• [Stated exercise] Give the number of lines that include the word "text", and nothing else.

(Stored data entries)
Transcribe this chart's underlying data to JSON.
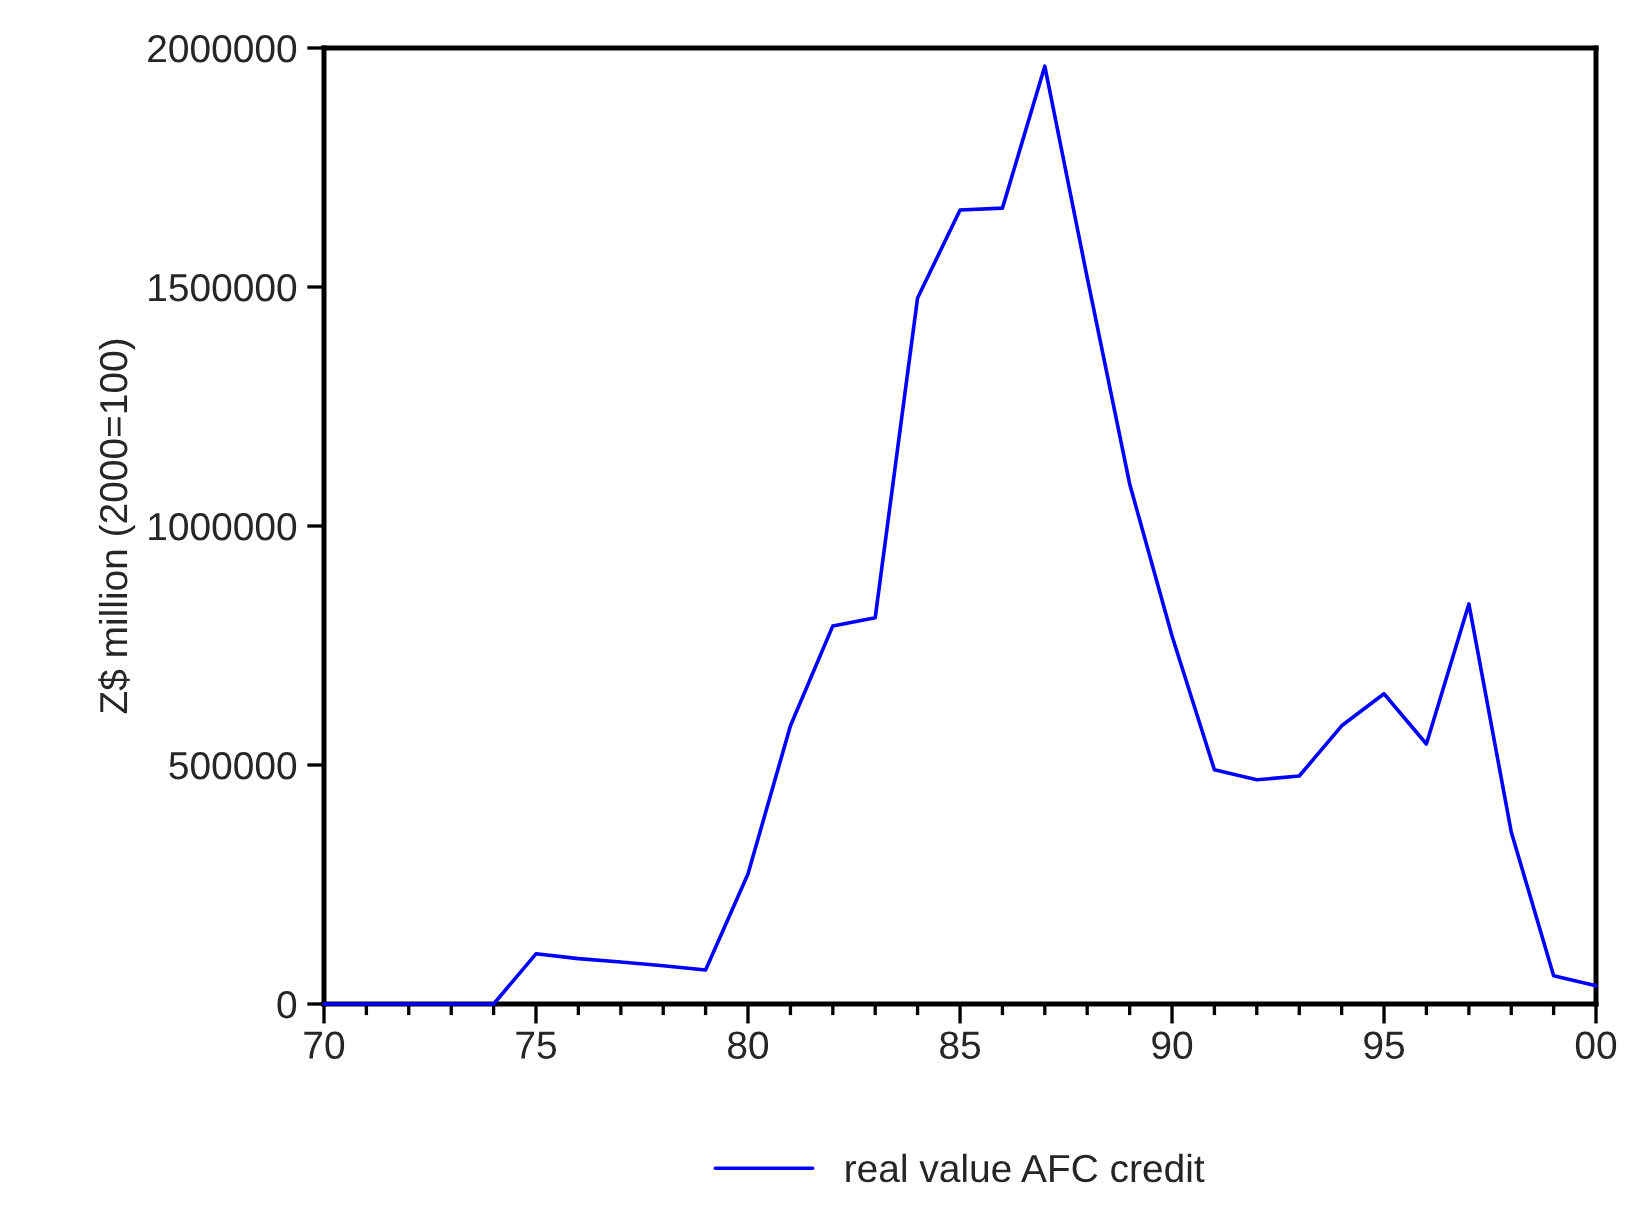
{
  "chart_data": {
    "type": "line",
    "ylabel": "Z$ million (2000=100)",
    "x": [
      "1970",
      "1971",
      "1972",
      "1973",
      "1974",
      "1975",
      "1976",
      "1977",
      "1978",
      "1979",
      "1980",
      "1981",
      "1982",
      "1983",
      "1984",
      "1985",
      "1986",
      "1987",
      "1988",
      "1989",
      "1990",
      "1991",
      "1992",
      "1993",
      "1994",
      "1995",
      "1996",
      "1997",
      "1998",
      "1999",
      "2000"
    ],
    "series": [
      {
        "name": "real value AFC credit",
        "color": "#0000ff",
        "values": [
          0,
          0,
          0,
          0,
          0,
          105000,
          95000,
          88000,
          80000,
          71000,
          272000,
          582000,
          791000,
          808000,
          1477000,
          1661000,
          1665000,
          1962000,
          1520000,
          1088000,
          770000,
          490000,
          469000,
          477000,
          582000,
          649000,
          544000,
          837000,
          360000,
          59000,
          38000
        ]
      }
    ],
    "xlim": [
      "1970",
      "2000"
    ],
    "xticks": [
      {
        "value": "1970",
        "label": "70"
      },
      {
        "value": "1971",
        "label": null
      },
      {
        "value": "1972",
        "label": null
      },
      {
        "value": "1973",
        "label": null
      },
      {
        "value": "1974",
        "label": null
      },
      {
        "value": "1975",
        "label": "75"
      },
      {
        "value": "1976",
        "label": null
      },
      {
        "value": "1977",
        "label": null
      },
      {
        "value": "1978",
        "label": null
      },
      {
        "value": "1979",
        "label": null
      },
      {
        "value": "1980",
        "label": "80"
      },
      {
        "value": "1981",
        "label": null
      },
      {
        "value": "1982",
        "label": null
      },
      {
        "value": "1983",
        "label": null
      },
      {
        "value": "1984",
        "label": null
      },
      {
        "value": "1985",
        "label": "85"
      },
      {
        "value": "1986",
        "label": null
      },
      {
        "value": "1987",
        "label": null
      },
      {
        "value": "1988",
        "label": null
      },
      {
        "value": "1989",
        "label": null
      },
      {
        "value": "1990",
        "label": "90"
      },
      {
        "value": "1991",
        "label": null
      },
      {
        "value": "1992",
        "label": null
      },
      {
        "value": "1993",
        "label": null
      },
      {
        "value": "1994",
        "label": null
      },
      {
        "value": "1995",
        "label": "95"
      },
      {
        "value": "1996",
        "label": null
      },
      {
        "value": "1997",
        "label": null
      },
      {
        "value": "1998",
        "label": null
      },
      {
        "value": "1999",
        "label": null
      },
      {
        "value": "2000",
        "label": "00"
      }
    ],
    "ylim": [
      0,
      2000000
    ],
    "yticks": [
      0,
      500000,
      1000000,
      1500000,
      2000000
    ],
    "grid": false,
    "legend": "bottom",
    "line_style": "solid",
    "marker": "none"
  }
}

--

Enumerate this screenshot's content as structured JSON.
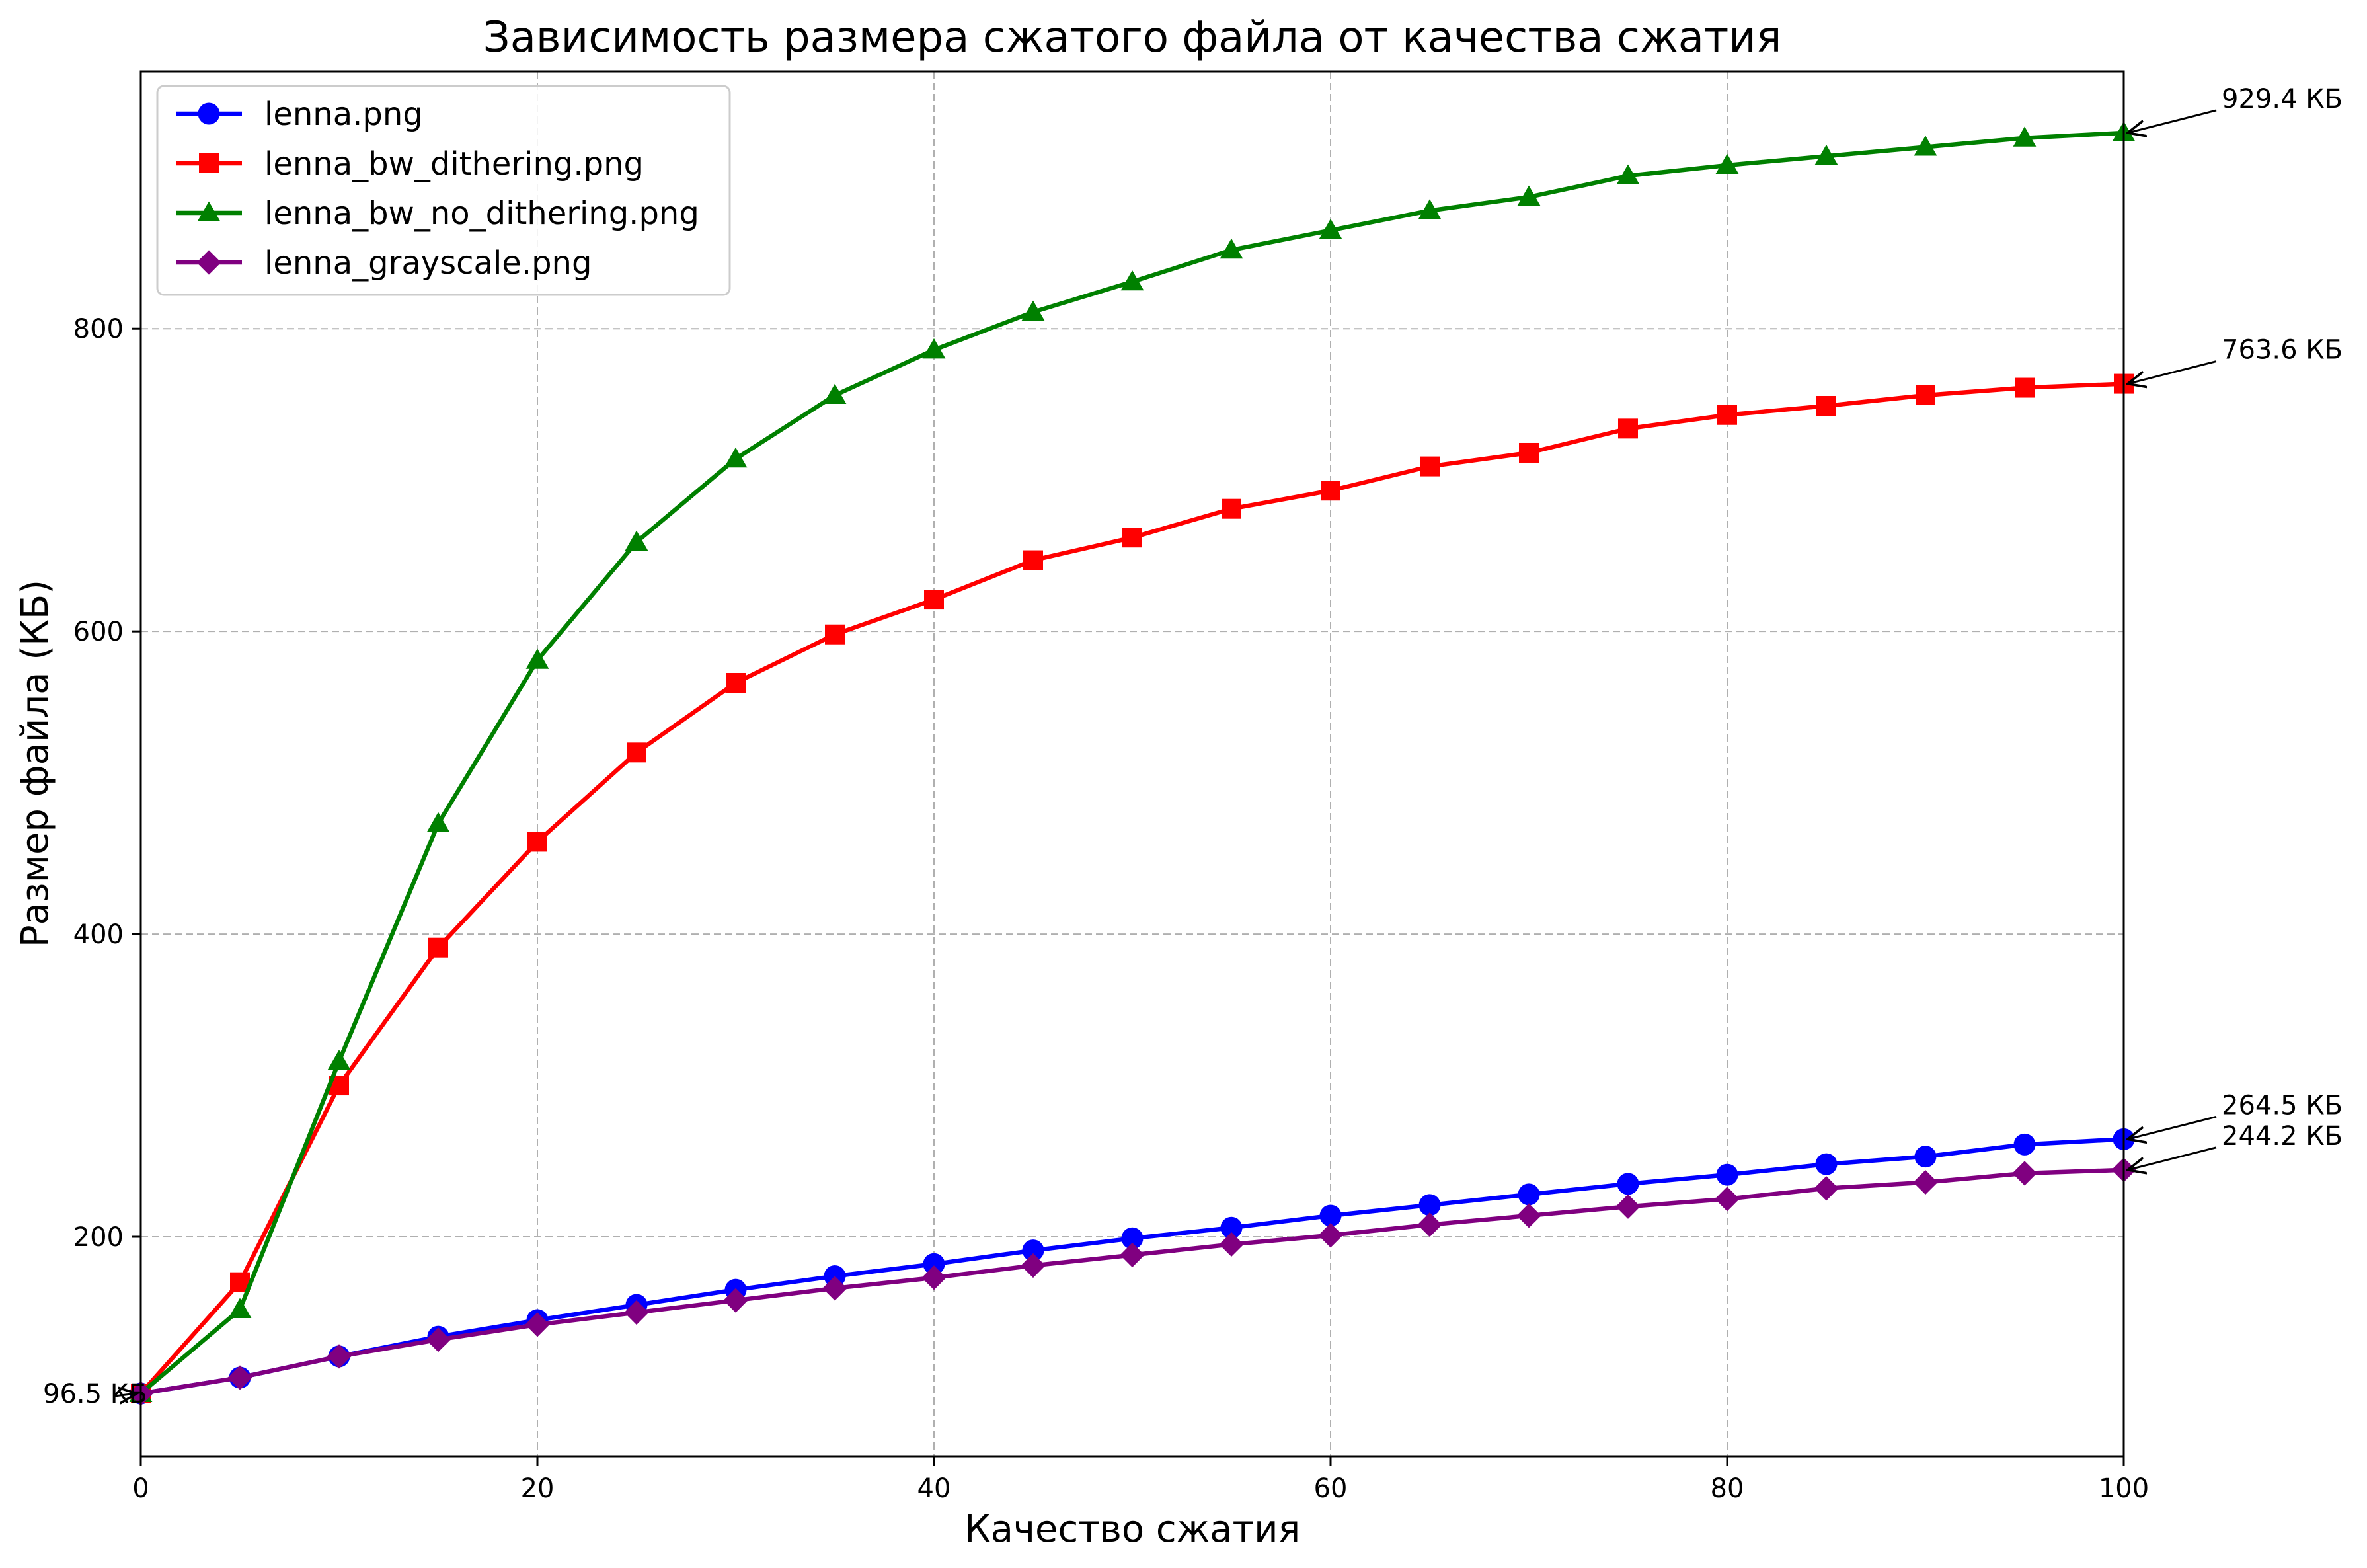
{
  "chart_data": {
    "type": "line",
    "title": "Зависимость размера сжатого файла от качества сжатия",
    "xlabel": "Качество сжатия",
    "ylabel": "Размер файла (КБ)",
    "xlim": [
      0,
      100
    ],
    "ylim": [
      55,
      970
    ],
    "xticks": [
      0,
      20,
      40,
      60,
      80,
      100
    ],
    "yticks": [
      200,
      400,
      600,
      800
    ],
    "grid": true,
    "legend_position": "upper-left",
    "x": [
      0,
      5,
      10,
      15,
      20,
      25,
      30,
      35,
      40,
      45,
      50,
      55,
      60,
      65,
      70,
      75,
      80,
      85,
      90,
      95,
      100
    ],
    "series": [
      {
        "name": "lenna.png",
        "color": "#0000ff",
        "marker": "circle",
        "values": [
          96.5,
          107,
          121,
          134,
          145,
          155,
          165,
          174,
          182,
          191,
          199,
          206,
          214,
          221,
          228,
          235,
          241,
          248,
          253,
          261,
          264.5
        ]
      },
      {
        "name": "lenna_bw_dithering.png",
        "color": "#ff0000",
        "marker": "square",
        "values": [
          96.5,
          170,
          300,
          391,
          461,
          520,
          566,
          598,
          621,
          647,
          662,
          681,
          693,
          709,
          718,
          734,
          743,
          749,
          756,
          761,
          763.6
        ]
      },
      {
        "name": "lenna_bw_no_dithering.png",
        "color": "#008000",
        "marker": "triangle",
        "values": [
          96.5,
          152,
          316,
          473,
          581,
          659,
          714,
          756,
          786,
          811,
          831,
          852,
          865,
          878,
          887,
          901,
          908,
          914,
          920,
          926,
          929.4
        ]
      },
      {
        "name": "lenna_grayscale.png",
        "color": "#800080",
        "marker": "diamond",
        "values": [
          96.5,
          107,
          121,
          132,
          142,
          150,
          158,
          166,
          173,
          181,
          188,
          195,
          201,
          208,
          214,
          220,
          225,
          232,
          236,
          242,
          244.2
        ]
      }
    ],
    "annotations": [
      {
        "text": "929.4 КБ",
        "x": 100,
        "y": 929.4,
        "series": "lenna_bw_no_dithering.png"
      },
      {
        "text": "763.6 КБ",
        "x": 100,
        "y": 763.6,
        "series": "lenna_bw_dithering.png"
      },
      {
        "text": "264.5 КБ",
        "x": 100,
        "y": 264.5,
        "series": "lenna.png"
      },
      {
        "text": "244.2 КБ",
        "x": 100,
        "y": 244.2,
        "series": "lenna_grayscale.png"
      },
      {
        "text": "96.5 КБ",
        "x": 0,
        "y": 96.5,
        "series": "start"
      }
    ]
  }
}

• [Task result] 5